§ **Work required**
Where a line holds the string "these", return that line.

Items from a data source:
----------------

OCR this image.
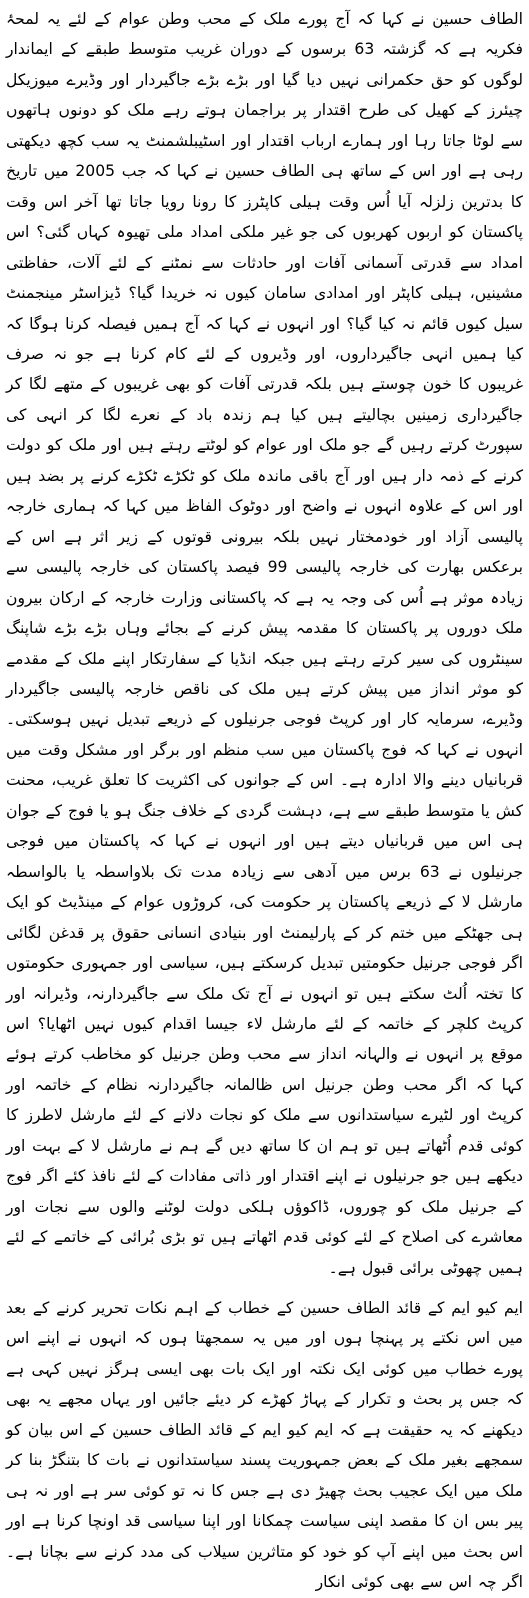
الطاف حسین نے کہا کہ آج پورے ملک کے محب وطن عوام کے لئے یہ لمحۂ فکریہ ہے کہ گزشتہ 63 برسوں کے دوران غریب متوسط طبقے کے ایماندار لوگوں کو حق حکمرانی نہیں دیا گیا اور بڑے بڑے جاگیردار اور وڈیرے میوزیکل چیئرز کے کھیل کی طرح اقتدار پر براجمان ہوتے رہے ملک کو دونوں ہاتھوں سے لوٹا جاتا رہا اور ہمارے ارباب اقتدار اور اسٹیبلشمنٹ یہ سب کچھ دیکھتی رہی ہے اور اس کے ساتھ ہی الطاف حسین نے کہا کہ جب 2005 میں تاریخ کا بدترین زلزلہ آیا اُس وقت ہیلی کاپٹرز کا رونا رویا جاتا تھا آخر اس وقت پاکستان کو اربوں کھربوں کی جو غیر ملکی امداد ملی تھیوہ کہاں گئی؟ اس امداد سے قدرتی آسمانی آفات اور حادثات سے نمٹنے کے لئے آلات، حفاظتی مشینیں، ہیلی کاپٹر اور امدادی سامان کیوں نہ خریدا گیا؟ ڈیزاسٹر مینجمنٹ سیل کیوں قائم نہ کیا گیا؟ اور انہوں نے کہا کہ آج ہمیں فیصلہ کرنا ہوگا کہ کیا ہمیں انہی جاگیرداروں، اور وڈیروں کے لئے کام کرنا ہے جو نہ صرف غریبوں کا خون چوستے ہیں بلکہ قدرتی آفات کو بھی غریبوں کے متھے لگا کر جاگیرداری زمینیں بچالیتے ہیں کیا ہم زندہ باد کے نعرے لگا کر انہی کی سپورٹ کرتے رہیں گے جو ملک اور عوام کو لوٹتے رہتے ہیں اور ملک کو دولت کرنے کے ذمہ دار ہیں اور آج باقی ماندہ ملک کو ٹکڑے ٹکڑے کرنے پر بضد ہیں اور اس کے علاوہ انہوں نے واضح اور دوٹوک الفاظ میں کہا کہ ہماری خارجہ پالیسی آزاد اور خودمختار نہیں بلکہ بیرونی قوتوں کے زیر اثر ہے اس کے برعکس بھارت کی خارجہ پالیسی 99 فیصد پاکستان کی خارجہ پالیسی سے زیادہ موثر ہے اُس کی وجہ یہ ہے کہ پاکستانی وزارت خارجہ کے ارکان بیرون ملک دوروں پر پاکستان کا مقدمہ پیش کرنے کے بجائے وہاں بڑے بڑے شاپنگ سینٹروں کی سیر کرتے رہتے ہیں جبکہ انڈیا کے سفارتکار اپنے ملک کے مقدمے کو موثر انداز میں پیش کرتے ہیں ملک کی ناقص خارجہ پالیسی جاگیردار وڈیرے، سرمایہ کار اور کرپٹ فوجی جرنیلوں کے ذریعے تبدیل نہیں ہوسکتی۔ انہوں نے کہا کہ فوج پاکستان میں سب منظم اور برگر اور مشکل وقت میں قربانیاں دینے والا ادارہ ہے۔ اس کے جوانوں کی اکثریت کا تعلق غریب، محنت کش یا متوسط طبقے سے ہے، دہشت گردی کے خلاف جنگ ہو یا فوج کے جوان ہی اس میں قربانیاں دیتے ہیں اور انہوں نے کہا کہ پاکستان میں فوجی جرنیلوں نے 63 برس میں آدھی سے زیادہ مدت تک بلاواسطہ یا بالواسطہ مارشل لا کے ذریعے پاکستان پر حکومت کی، کروڑوں عوام کے مینڈیٹ کو ایک ہی جھٹکے میں ختم کر کے پارلیمنٹ اور بنیادی انسانی حقوق پر قدغن لگائی اگر فوجی جرنیل حکومتیں تبدیل کرسکتے ہیں، سیاسی اور جمہوری حکومتوں کا تختہ اُلٹ سکتے ہیں تو انہوں نے آج تک ملک سے جاگیردارنہ، وڈیرانہ اور کرپٹ کلچر کے خاتمہ کے لئے مارشل لاء جیسا اقدام کیوں نہیں اٹھایا؟ اس موقع پر انہوں نے والہانہ انداز سے محب وطن جرنیل کو مخاطب کرتے ہوئے کہا کہ اگر محب وطن جرنیل اس ظالمانہ جاگیردارنہ نظام کے خاتمہ اور کرپٹ اور لٹیرے سیاستدانوں سے ملک کو نجات دلانے کے لئے مارشل لاطرز کا کوئی قدم اُٹھاتے ہیں تو ہم ان کا ساتھ دیں گے ہم نے مارشل لا کے بہت اور دیکھے ہیں جو جرنیلوں نے اپنے اقتدار اور ذاتی مفادات کے لئے نافذ کئے اگر فوج کے جرنیل ملک کو چوروں، ڈاکوؤں ہلکی دولت لوٹنے والوں سے نجات اور معاشرے کی اصلاح کے لئے کوئی قدم اٹھاتے ہیں تو بڑی بُرائی کے خاتمے کے لئے ہمیں چھوٹی برائی قبول ہے۔

ایم کیو ایم کے قائد الطاف حسین کے خطاب کے اہم نکات تحریر کرنے کے بعد میں اس نکتے پر پہنچا ہوں اور میں یہ سمجھتا ہوں کہ انہوں نے اپنے اس پورے خطاب میں کوئی ایک نکتہ اور ایک بات بھی ایسی ہرگز نہیں کہی ہے کہ جس پر بحث و تکرار کے پہاڑ کھڑے کر دیئے جائیں اور یہاں مجھے یہ بھی دیکھنے کہ یہ حقیقت ہے کہ ایم کیو ایم کے قائد الطاف حسین کے اس بیان کو سمجھے بغیر ملک کے بعض جمہوریت پسند سیاستدانوں نے بات کا بتنگڑ بنا کر ملک میں ایک عجیب بحث چھیڑ دی ہے جس کا نہ تو کوئی سر ہے اور نہ ہی پیر بس ان کا مقصد اپنی سیاست چمکانا اور اپنا سیاسی قد اونچا کرنا ہے اور اس بحث میں اپنے آپ کو خود کو متاثرین سیلاب کی مدد کرنے سے بچانا ہے۔ اگر چہ اس سے بھی کوئی انکار
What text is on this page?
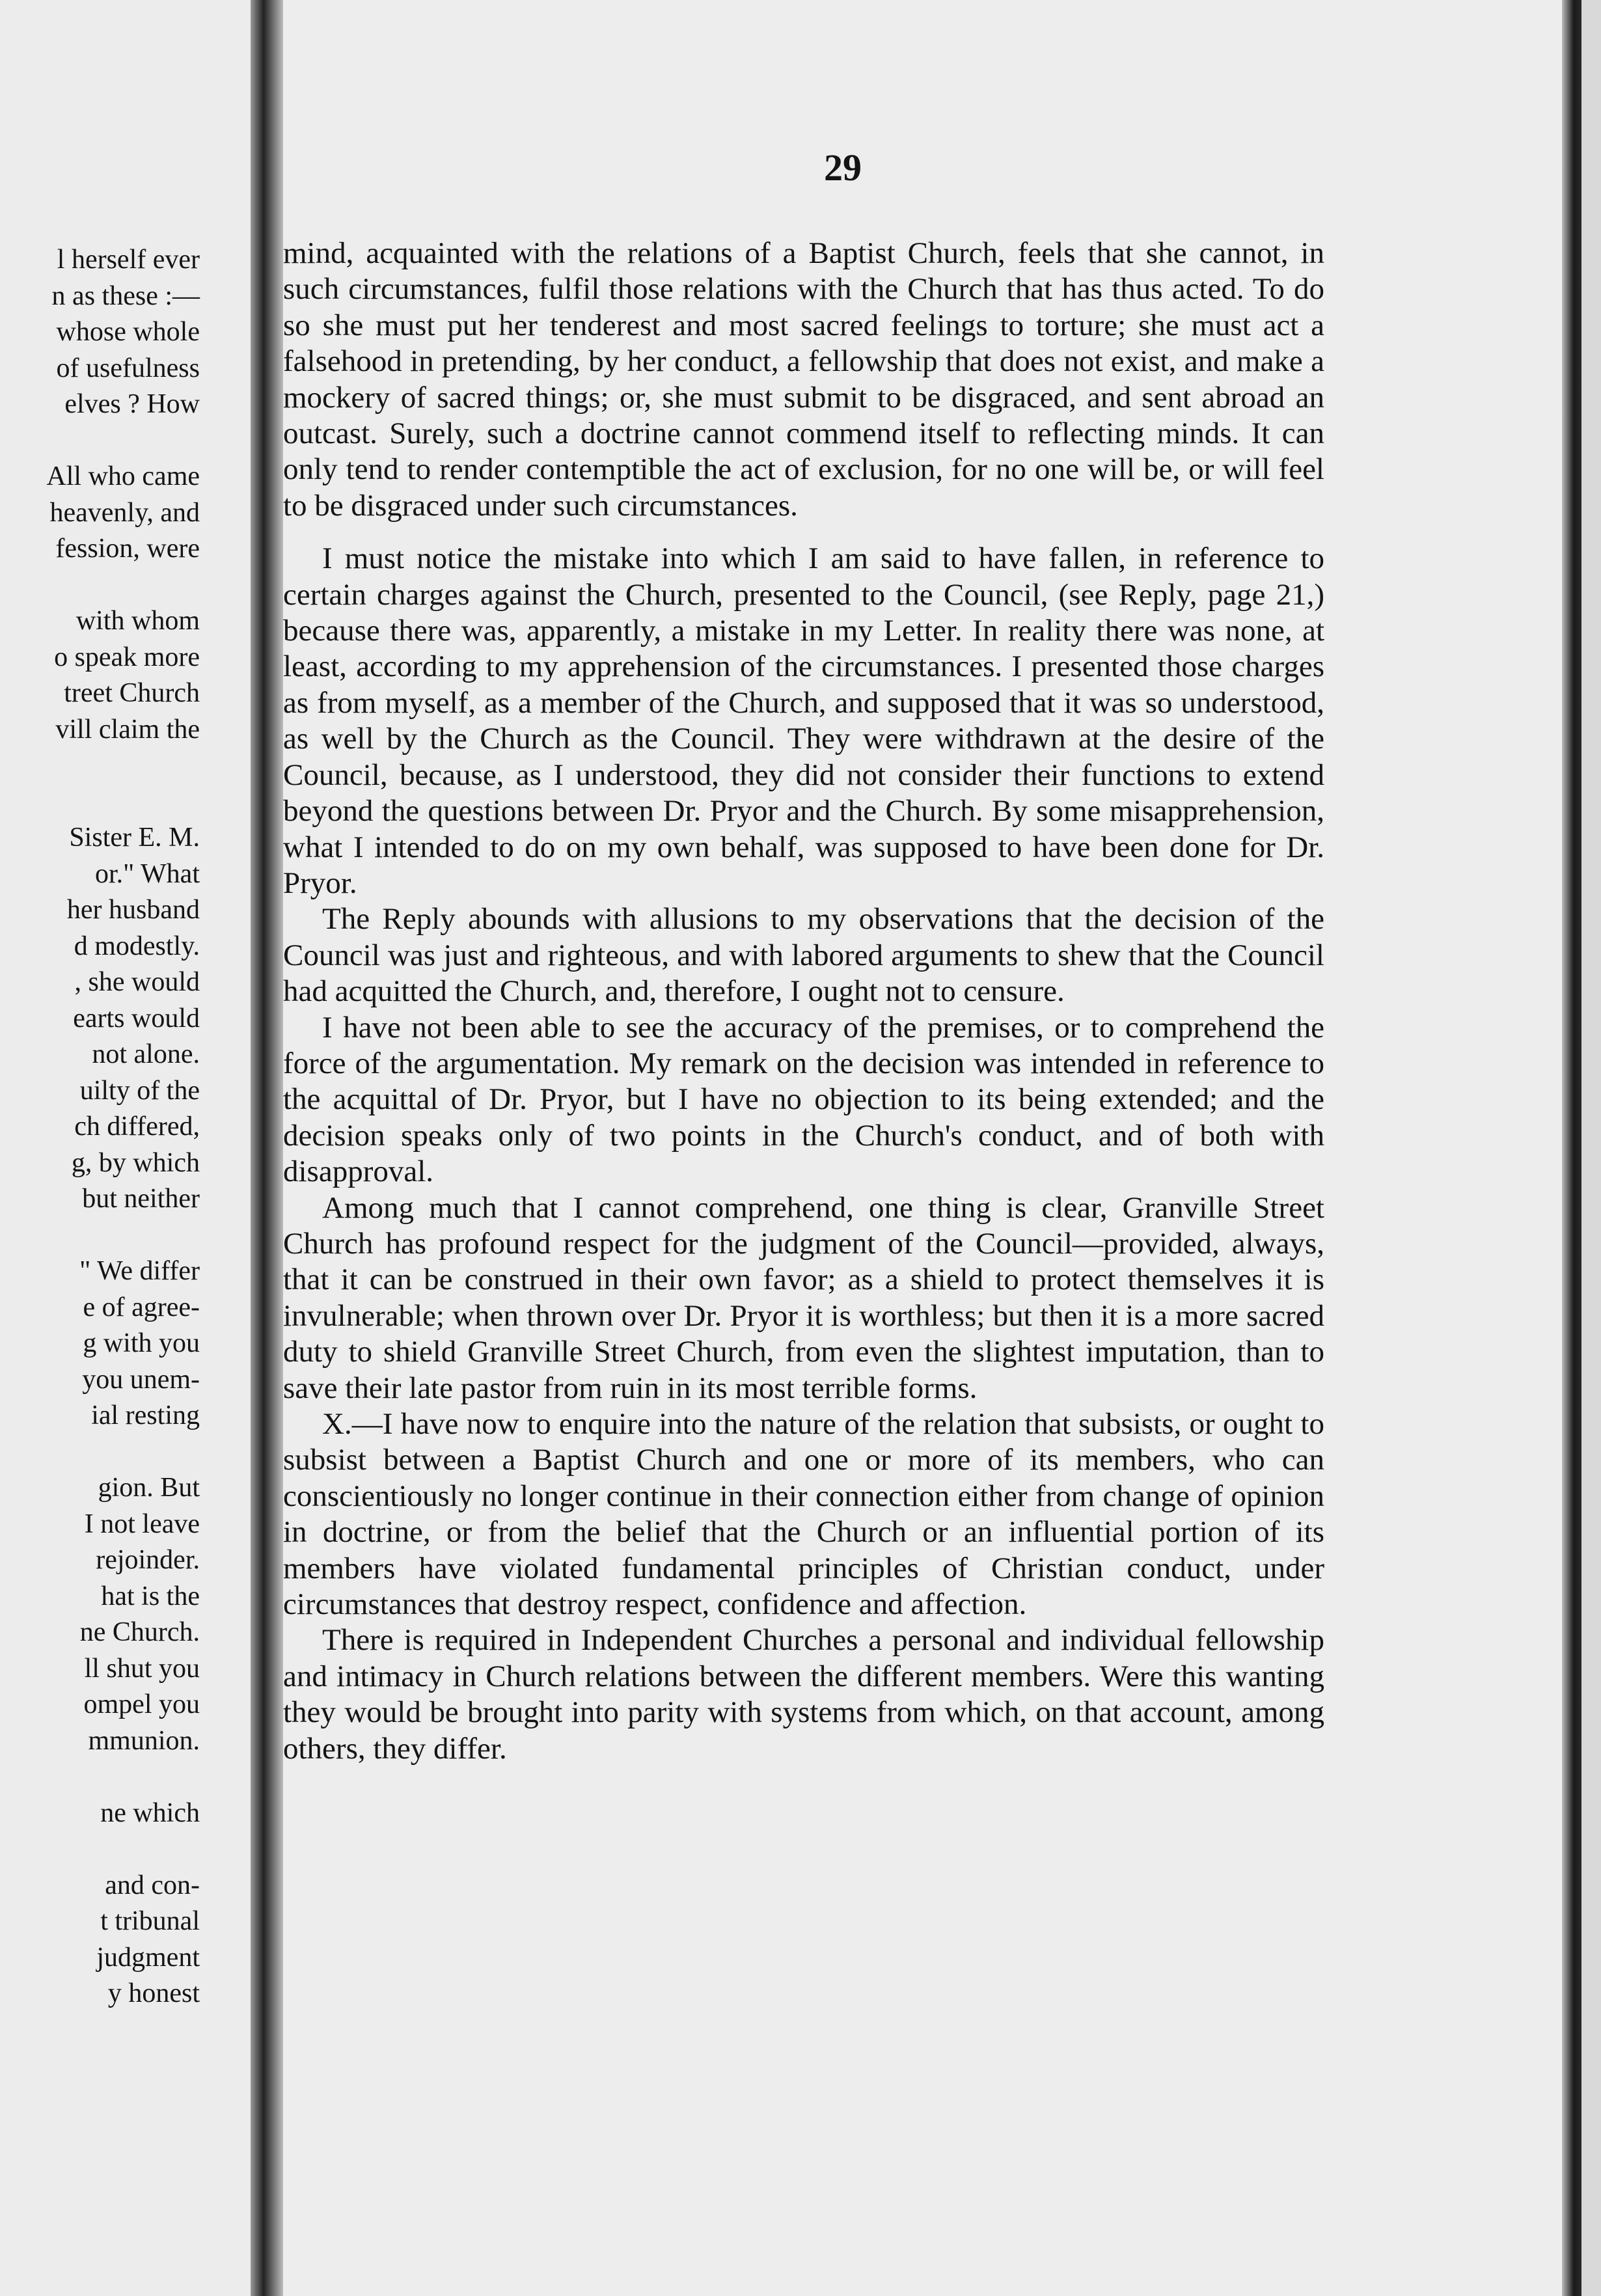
l herself ever
n as these :—
whose whole
of usefulness
elves ? How
All who came
heavenly, and
fession, were
with whom
o speak more
treet Church
vill claim the
Sister E. M.
or." What
her husband
d modestly.
, she would
earts would
not alone.
uilty of the
ch differed,
g, by which
but neither
" We differ
e of agree-
g with you
you unem-
ial resting
gion. But
I not leave
rejoinder.
hat is the
ne Church.
ll shut you
ompel you
mmunion.
ne which
and con-
t tribunal
judgment
y honest
29

mind, acquainted with the relations of a Baptist Church, feels that she cannot, in such circumstances, fulfil those relations with the Church that has thus acted. To do so she must put her tenderest and most sacred feelings to torture; she must act a falsehood in pretending, by her conduct, a fellowship that does not exist, and make a mockery of sacred things; or, she must submit to be disgraced, and sent abroad an outcast. Surely, such a doctrine cannot commend itself to reflecting minds. It can only tend to render contemptible the act of exclusion, for no one will be, or will feel to be disgraced under such circumstances.

I must notice the mistake into which I am said to have fallen, in reference to certain charges against the Church, presented to the Council, (see Reply, page 21,) because there was, apparently, a mistake in my Letter. In reality there was none, at least, according to my apprehension of the circumstances. I presented those charges as from myself, as a member of the Church, and supposed that it was so understood, as well by the Church as the Council. They were withdrawn at the desire of the Council, because, as I understood, they did not consider their functions to extend beyond the questions between Dr. Pryor and the Church. By some misapprehension, what I intended to do on my own behalf, was supposed to have been done for Dr. Pryor.

The Reply abounds with allusions to my observations that the decision of the Council was just and righteous, and with labored arguments to shew that the Council had acquitted the Church, and, therefore, I ought not to censure.

I have not been able to see the accuracy of the premises, or to comprehend the force of the argumentation. My remark on the decision was intended in reference to the acquittal of Dr. Pryor, but I have no objection to its being extended; and the decision speaks only of two points in the Church's conduct, and of both with disapproval.

Among much that I cannot comprehend, one thing is clear, Granville Street Church has profound respect for the judgment of the Council—provided, always, that it can be construed in their own favor; as a shield to protect themselves it is invulnerable; when thrown over Dr. Pryor it is worthless; but then it is a more sacred duty to shield Granville Street Church, from even the slightest imputation, than to save their late pastor from ruin in its most terrible forms.

X.—I have now to enquire into the nature of the relation that subsists, or ought to subsist between a Baptist Church and one or more of its members, who can conscientiously no longer continue in their connection either from change of opinion in doctrine, or from the belief that the Church or an influential portion of its members have violated fundamental principles of Christian conduct, under circumstances that destroy respect, confidence and affection.

There is required in Independent Churches a personal and individual fellowship and intimacy in Church relations between the different members. Were this wanting they would be brought into parity with systems from which, on that account, among others, they differ.
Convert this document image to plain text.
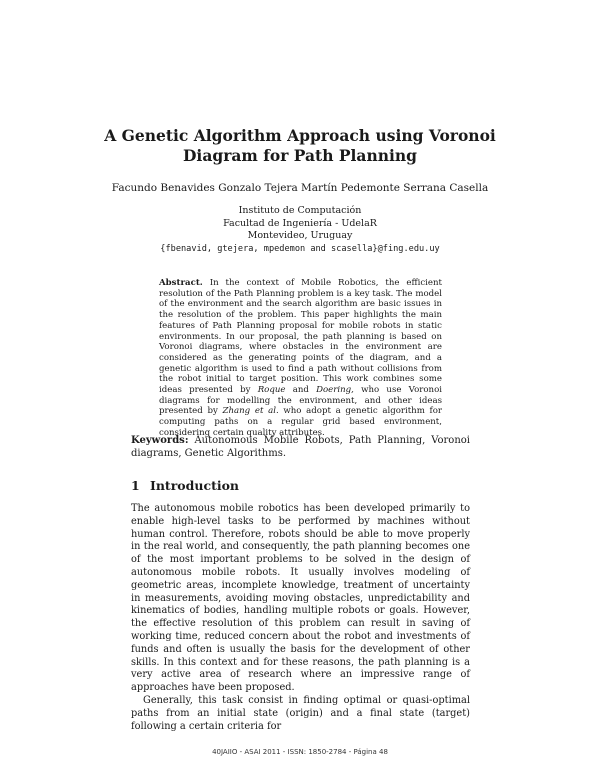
A Genetic Algorithm Approach using Voronoi
Diagram for Path Planning
Facundo Benavides Gonzalo Tejera Martín Pedemonte Serrana Casella
Instituto de Computación
Facultad de Ingeniería - UdelaR
Montevideo, Uruguay
{fbenavid, gtejera, mpedemon and scasella}@fing.edu.uy
Abstract. In the context of Mobile Robotics, the efficient resolution of the Path Planning problem is a key task. The model of the environment and the search algorithm are basic issues in the resolution of the problem. This paper highlights the main features of Path Planning proposal for mobile robots in static environments. In our proposal, the path planning is based on Voronoi diagrams, where obstacles in the environment are considered as the generating points of the diagram, and a genetic algorithm is used to find a path without collisions from the robot initial to target position. This work combines some ideas presented by Roque and Doering, who use Voronoi diagrams for modelling the environment, and other ideas presented by Zhang et al. who adopt a genetic algorithm for computing paths on a regular grid based environment, considering certain quality attributes.
Keywords: Autonomous Mobile Robots, Path Planning, Voronoi diagrams, Genetic Algorithms.
1 Introduction

The autonomous mobile robotics has been developed primarily to enable high-level tasks to be performed by machines without human control. Therefore, robots should be able to move properly in the real world, and consequently, the path planning becomes one of the most important problems to be solved in the design of autonomous mobile robots. It usually involves modeling of geometric areas, incomplete knowledge, treatment of uncertainty in measurements, avoiding moving obstacles, unpredictability and kinematics of bodies, handling multiple robots or goals. However, the effective resolution of this problem can result in saving of working time, reduced concern about the robot and investments of funds and often is usually the basis for the development of other skills. In this context and for these reasons, the path planning is a very active area of research where an impressive range of approaches have been proposed.

Generally, this task consist in finding optimal or quasi-optimal paths from an initial state (origin) and a final state (target) following a certain criteria for

40JAIIO - ASAI 2011 - ISSN: 1850-2784 - Página 48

----------------

§ **Output**
n as these :—
The autonomous mobile robotics has been developed primarily to enable high-level tasks to be performed by machines without human control. Therefore, robots should be able to move properly in the real world, and consequently, the path planning becomes one of the most important problems to be solved in the design of autonomous mobile robots. It usually involves modeling of geometric areas, incomplete knowledge, treatment of uncertainty in measurements, avoiding moving obstacles, unpredictability and kinematics of bodies, handling multiple robots or goals. However, the effective resolution of this problem can result in saving of working time, reduced concern about the robot and investments of funds and often is usually the basis for the development of other skills. In this context and for these reasons, the path planning is a very active area of research where an impressive range of approaches have been proposed.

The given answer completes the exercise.